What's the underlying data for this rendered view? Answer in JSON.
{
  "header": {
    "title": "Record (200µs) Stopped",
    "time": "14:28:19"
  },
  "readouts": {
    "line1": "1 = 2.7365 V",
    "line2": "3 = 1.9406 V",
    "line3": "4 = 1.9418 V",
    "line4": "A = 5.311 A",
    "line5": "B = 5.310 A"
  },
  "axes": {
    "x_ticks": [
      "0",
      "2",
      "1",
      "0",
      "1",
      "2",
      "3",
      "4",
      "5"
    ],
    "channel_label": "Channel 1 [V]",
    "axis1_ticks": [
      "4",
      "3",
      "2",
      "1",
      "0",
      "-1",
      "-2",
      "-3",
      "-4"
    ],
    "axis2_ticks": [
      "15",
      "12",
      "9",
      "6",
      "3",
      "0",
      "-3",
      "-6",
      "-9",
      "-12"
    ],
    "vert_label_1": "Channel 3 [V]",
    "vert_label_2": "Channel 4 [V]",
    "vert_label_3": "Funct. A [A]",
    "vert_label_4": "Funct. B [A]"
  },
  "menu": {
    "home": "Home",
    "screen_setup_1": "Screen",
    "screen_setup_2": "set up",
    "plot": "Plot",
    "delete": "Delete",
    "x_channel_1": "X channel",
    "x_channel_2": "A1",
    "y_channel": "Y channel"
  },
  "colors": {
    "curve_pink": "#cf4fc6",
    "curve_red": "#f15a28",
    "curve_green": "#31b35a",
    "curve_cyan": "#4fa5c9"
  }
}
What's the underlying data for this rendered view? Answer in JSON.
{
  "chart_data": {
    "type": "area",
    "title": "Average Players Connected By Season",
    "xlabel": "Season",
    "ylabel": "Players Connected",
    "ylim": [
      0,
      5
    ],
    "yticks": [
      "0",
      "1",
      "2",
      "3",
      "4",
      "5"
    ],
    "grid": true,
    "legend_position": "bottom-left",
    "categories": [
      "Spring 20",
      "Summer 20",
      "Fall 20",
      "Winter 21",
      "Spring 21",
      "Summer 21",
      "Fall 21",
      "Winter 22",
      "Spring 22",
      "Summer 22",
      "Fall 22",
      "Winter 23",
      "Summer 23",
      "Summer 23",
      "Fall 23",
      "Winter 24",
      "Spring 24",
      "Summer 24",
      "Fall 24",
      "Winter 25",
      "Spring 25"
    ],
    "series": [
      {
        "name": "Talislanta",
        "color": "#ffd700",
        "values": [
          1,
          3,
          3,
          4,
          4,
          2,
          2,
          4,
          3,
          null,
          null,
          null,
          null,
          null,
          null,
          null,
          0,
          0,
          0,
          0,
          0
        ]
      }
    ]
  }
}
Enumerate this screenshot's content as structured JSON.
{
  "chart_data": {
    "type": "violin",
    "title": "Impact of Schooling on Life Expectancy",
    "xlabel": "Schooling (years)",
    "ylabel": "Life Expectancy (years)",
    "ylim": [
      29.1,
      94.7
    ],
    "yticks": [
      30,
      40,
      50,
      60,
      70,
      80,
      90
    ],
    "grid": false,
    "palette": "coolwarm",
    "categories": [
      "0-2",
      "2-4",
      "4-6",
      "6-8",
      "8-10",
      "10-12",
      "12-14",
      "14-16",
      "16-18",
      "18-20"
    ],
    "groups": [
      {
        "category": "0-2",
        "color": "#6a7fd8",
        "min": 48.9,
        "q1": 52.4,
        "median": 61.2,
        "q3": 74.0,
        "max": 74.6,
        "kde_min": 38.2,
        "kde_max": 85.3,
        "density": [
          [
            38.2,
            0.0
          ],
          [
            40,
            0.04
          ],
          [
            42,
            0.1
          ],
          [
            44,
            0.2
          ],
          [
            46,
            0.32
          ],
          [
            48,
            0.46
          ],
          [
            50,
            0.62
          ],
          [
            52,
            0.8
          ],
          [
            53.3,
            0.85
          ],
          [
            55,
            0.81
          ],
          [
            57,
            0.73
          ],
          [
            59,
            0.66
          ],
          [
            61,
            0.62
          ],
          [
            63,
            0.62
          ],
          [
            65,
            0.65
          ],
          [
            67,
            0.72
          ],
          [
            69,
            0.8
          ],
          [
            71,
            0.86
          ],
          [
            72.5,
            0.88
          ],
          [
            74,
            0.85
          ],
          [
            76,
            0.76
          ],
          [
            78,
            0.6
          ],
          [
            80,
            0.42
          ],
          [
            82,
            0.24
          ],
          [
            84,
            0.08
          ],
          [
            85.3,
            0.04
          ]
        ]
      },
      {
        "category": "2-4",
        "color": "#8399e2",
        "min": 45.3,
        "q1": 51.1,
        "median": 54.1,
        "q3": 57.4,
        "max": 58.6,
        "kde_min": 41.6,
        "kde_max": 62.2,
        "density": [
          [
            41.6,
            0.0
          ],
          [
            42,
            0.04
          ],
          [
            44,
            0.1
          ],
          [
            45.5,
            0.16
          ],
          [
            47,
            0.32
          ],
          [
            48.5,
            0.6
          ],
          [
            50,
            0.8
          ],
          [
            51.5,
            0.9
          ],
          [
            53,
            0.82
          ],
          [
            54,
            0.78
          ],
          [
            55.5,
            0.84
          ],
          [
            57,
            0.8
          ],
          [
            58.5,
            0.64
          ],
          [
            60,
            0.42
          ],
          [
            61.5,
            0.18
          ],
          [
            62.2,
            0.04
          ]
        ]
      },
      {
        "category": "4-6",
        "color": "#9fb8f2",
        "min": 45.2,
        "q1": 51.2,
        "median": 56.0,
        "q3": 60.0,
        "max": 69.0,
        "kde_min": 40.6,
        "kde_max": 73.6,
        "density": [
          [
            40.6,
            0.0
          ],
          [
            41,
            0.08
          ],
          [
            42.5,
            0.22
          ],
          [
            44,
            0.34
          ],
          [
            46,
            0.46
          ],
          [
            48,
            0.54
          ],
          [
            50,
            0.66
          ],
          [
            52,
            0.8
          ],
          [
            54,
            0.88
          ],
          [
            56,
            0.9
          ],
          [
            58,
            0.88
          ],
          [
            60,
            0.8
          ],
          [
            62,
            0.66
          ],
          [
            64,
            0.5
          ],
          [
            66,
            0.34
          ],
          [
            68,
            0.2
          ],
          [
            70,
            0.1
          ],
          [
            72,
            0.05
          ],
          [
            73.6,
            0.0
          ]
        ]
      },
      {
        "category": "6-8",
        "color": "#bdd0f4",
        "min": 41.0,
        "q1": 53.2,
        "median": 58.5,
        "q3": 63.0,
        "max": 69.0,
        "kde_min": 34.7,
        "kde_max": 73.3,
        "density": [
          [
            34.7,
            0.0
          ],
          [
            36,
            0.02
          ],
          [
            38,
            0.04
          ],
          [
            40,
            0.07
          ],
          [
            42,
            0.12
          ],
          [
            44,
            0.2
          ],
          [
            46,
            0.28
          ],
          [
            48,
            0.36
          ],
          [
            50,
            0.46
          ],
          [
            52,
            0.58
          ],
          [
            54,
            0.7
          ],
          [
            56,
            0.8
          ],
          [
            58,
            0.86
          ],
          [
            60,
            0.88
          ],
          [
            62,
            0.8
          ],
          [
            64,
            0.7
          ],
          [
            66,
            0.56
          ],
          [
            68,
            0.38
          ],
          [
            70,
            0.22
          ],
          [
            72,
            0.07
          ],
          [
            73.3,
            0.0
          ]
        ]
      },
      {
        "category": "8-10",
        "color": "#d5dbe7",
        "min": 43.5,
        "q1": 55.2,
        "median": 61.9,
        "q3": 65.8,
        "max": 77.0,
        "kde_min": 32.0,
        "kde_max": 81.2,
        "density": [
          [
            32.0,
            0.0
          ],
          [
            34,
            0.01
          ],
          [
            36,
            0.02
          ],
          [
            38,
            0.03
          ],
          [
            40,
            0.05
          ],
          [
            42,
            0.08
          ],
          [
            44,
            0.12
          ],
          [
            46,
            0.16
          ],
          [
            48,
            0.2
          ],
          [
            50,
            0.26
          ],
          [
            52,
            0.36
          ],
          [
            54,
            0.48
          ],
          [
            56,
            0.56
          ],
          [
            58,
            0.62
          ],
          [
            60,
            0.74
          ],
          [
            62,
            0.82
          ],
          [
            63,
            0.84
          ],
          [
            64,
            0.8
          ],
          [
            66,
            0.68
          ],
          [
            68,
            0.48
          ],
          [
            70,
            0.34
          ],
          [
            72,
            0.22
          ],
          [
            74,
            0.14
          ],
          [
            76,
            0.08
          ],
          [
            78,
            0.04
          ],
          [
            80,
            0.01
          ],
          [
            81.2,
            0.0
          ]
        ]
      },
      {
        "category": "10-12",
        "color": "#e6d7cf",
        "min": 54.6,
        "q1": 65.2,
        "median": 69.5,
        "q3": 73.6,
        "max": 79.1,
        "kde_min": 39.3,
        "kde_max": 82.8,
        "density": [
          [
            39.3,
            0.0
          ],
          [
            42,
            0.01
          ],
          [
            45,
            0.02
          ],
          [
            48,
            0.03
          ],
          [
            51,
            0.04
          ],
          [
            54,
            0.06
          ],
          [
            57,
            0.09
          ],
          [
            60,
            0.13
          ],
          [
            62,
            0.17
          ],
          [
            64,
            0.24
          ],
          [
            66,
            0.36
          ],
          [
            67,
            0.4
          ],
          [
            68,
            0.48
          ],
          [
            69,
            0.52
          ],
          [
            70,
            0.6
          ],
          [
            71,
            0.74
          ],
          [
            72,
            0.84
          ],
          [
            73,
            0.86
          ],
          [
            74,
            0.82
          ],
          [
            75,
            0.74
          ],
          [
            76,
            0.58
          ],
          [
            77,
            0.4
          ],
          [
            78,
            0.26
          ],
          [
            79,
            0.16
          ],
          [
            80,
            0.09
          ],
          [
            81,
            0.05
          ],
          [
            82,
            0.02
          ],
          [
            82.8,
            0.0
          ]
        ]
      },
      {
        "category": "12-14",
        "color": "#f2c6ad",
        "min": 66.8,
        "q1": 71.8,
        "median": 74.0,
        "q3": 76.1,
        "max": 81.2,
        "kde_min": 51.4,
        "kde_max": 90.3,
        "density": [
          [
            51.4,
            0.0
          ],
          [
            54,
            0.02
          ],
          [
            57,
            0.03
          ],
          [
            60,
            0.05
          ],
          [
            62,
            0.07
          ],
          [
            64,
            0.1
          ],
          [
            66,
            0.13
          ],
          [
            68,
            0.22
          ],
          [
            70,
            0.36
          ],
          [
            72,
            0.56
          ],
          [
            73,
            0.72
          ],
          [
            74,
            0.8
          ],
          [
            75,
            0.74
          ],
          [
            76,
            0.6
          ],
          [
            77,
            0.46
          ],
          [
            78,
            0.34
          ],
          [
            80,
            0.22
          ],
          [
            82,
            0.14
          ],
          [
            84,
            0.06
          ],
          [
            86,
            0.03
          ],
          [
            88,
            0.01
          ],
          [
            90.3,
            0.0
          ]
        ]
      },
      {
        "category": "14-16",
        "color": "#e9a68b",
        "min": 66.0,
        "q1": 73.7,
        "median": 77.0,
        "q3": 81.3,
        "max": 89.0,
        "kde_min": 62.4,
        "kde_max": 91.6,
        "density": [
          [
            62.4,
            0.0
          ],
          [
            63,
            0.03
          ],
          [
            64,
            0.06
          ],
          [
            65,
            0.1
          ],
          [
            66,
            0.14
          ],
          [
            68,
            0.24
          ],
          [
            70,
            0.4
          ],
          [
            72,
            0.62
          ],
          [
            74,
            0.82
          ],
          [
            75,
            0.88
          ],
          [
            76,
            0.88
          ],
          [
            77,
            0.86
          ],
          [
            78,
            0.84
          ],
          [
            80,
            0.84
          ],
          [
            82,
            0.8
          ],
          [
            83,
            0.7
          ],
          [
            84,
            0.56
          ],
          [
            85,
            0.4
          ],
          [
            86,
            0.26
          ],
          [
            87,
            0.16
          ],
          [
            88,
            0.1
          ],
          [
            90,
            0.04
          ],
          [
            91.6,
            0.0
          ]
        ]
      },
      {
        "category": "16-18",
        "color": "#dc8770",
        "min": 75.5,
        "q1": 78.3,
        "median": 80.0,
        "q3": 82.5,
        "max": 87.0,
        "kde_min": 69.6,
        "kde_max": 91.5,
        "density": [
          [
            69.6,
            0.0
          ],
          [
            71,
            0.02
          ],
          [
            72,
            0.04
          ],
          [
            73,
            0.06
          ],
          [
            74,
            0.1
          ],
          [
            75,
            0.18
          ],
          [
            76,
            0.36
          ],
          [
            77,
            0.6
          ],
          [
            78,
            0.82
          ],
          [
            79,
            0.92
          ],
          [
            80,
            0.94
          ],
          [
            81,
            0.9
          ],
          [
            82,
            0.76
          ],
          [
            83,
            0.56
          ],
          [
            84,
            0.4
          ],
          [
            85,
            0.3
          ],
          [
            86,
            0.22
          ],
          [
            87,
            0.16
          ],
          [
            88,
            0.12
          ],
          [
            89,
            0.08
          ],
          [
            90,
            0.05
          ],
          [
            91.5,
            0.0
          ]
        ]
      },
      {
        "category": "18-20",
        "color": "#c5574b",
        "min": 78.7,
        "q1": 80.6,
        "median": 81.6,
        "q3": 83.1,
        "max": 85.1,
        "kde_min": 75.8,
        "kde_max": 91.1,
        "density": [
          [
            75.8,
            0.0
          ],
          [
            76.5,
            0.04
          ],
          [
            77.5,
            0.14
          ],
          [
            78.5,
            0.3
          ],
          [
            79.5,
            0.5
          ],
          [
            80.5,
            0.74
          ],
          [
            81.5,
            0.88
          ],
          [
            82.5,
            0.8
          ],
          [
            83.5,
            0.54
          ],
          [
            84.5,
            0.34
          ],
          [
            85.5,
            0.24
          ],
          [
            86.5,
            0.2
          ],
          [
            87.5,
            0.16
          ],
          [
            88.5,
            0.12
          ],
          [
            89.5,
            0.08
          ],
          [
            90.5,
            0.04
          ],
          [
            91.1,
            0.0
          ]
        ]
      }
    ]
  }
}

# # # # #

> _AIM OF THE TASK_: Tell how many lines hold the string "Expectancy", giving the number and nothing else.

> _FULL ANSWER_: 2